**Task to complete**
Filter the entries, keeping every line with the word "subtitle".

**Data lines**
------------------------------------------------------------------------
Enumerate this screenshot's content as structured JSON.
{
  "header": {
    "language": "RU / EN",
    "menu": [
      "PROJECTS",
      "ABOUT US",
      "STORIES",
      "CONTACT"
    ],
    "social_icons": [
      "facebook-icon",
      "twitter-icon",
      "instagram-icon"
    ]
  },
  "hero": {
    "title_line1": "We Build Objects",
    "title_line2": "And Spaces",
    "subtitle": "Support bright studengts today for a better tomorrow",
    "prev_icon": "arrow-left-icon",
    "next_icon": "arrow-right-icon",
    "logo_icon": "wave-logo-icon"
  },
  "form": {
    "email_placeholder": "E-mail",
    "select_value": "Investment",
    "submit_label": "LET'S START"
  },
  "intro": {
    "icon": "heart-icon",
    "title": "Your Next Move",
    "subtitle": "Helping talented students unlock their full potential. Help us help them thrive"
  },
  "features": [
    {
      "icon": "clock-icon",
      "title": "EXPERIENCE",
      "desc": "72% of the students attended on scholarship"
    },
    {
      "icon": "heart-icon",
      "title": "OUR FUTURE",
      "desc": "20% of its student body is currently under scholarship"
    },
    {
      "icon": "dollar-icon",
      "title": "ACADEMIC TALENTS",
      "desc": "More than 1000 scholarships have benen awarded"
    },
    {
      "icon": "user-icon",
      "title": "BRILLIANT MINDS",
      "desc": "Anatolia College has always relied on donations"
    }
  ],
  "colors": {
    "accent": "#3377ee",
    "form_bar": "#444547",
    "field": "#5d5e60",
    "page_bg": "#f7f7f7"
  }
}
------------------------------------------------------------------------
**Written solution**
    "subtitle": "Support bright studengts today for a better tomorrow",
    "subtitle": "Helping talented students unlock their full potential. Help us help them thrive"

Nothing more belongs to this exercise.